Written request >> Reproduce verbatim every line from the one that includes "Give me the" to the closing line of the entries; omit everything before it.
━━ Stored rows ━━
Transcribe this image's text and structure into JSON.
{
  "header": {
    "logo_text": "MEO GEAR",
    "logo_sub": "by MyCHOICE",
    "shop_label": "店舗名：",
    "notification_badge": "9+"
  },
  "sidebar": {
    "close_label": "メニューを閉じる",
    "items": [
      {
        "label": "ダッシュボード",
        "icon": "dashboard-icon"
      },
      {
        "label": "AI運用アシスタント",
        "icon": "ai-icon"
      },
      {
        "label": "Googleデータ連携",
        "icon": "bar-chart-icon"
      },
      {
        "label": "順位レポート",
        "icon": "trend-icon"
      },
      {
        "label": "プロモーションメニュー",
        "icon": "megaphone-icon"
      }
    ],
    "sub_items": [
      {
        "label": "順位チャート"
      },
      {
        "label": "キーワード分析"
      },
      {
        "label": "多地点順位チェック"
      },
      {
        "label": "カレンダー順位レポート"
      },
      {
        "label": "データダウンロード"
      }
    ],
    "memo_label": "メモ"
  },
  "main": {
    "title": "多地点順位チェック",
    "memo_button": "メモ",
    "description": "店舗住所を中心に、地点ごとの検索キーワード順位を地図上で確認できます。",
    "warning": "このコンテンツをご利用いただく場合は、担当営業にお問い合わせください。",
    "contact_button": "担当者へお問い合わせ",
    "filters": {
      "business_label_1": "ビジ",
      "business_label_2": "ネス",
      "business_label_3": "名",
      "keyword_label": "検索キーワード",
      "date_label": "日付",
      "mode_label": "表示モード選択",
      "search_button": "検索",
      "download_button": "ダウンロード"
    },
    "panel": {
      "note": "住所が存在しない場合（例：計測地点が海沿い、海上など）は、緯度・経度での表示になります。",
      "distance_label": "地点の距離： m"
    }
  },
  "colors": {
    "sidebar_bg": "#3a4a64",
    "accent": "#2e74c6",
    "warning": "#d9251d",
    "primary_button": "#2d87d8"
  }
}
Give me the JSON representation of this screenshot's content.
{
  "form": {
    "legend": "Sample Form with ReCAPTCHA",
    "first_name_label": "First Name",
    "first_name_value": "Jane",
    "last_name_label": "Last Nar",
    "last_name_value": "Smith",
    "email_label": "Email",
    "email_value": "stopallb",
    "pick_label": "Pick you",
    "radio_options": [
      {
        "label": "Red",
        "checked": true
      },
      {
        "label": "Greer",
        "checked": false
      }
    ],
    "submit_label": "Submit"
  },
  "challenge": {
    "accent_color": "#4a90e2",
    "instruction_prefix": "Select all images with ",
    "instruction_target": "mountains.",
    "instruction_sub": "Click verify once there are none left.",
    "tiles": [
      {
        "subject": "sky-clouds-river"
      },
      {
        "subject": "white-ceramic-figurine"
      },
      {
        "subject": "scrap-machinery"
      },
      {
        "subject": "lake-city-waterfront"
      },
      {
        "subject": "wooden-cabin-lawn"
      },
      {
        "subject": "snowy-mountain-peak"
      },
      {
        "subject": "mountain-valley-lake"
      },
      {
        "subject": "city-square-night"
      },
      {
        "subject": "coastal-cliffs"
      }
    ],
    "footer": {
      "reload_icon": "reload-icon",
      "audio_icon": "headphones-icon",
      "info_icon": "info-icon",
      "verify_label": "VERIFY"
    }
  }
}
━━━
Solution for this task >>
Give me the JSON representation of this screenshot's content.
{
  "form": {
    "legend": "Sample Form with ReCAPTCHA",
    "first_name_label": "First Name",
    "first_name_value": "Jane",
    "last_name_label": "Last Nar",
    "last_name_value": "Smith",
    "email_label": "Email",
    "email_value": "stopallb",
    "pick_label": "Pick you",
    "radio_options": [
      {
        "label": "Red",
        "checked": true
      },
      {
        "label": "Greer",
        "checked": false
      }
    ],
    "submit_label": "Submit"
  },
  "challenge": {
    "accent_color": "#4a90e2",
    "instruction_prefix": "Select all images with ",
    "instruction_target": "mountains.",
    "instruction_sub": "Click verify once there are none left.",
    "tiles": [
      {
        "subject": "sky-clouds-river"
      },
      {
        "subject": "white-ceramic-figurine"
      },
      {
        "subject": "scrap-machinery"
      },
      {
        "subject": "lake-city-waterfront"
      },
      {
        "subject": "wooden-cabin-lawn"
      },
      {
        "subject": "snowy-mountain-peak"
      },
      {
        "subject": "mountain-valley-lake"
      },
      {
        "subject": "city-square-night"
      },
      {
        "subject": "coastal-cliffs"
      }
    ],
    "footer": {
      "reload_icon": "reload-icon",
      "audio_icon": "headphones-icon",
      "info_icon": "info-icon",
      "verify_label": "VERIFY"
    }
  }
}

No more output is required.